**Task instructions**
Pull out every line below containing the word "except".

— Start Entries —

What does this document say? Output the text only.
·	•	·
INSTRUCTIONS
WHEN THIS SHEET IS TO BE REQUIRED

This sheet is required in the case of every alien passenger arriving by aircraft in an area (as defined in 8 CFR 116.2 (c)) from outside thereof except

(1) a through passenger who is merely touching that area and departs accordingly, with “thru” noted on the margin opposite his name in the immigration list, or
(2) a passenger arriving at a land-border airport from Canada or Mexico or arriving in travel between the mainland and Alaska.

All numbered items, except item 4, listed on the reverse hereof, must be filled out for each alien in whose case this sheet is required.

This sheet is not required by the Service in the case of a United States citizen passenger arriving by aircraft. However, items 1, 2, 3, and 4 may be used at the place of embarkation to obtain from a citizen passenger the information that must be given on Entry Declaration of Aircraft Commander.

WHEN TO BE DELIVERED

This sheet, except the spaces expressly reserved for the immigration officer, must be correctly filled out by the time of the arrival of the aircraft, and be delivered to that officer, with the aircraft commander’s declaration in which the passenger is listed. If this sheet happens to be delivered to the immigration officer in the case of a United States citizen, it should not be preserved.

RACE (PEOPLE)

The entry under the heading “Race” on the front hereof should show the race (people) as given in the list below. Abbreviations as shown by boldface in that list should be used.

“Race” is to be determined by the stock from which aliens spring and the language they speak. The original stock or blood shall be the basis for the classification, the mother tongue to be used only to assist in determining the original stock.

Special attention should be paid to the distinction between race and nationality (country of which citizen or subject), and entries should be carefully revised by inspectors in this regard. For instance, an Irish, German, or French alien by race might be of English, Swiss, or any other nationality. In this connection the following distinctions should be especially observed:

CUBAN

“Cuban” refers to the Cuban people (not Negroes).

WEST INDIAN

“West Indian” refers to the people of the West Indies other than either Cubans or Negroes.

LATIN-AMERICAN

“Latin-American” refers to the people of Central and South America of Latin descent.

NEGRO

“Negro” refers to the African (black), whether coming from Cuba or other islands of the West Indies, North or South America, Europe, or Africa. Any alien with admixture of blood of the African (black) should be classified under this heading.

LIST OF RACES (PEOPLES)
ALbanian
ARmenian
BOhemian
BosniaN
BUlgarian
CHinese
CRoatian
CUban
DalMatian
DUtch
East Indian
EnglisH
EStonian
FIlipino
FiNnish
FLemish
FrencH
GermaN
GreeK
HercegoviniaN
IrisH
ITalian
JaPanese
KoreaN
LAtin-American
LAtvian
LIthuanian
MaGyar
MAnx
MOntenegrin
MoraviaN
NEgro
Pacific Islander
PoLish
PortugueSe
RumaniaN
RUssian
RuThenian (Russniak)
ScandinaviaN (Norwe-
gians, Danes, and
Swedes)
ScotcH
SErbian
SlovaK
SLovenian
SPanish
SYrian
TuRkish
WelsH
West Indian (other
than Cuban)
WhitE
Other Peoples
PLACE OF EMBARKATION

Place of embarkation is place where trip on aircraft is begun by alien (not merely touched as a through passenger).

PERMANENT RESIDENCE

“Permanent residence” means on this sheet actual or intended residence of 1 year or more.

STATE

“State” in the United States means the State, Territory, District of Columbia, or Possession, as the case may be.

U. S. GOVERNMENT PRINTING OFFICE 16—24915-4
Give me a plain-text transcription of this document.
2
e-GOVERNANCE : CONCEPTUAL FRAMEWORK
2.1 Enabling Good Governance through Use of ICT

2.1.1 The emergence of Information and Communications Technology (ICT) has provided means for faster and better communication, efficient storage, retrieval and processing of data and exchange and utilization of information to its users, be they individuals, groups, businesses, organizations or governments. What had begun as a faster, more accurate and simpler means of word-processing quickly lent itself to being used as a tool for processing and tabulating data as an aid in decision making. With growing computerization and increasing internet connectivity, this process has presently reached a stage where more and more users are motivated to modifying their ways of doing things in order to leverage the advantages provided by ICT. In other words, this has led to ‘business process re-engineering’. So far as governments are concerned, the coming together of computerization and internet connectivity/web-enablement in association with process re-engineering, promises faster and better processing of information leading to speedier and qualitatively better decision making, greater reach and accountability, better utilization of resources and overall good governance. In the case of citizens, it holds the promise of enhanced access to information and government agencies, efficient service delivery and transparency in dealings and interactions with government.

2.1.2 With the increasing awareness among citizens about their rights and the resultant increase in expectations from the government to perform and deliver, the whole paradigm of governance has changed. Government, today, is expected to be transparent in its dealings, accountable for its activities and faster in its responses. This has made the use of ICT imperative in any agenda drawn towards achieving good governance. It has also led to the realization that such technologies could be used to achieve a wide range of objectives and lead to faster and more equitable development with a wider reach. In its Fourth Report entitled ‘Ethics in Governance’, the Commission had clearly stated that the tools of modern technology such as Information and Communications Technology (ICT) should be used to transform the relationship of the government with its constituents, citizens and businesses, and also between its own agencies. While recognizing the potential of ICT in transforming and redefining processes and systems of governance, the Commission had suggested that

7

— End Entries —

**Output for this task**
This sheet is required in the case of every alien passenger arriving by aircraft in an area (as defined in 8 CFR 116.2 (c)) from outside thereof except
All numbered items, except item 4, listed on the reverse hereof, must be filled out for each alien in whose case this sheet is required.
This sheet, except the spaces expressly reserved for the immigration officer, must be correctly filled out by the time of the arrival of the aircraft, and be delivered to that officer, with the aircraft commander’s declaration in which the passenger is listed. If this sheet happens to be delivered to the immigration officer in the case of a United States citizen, it should not be preserved.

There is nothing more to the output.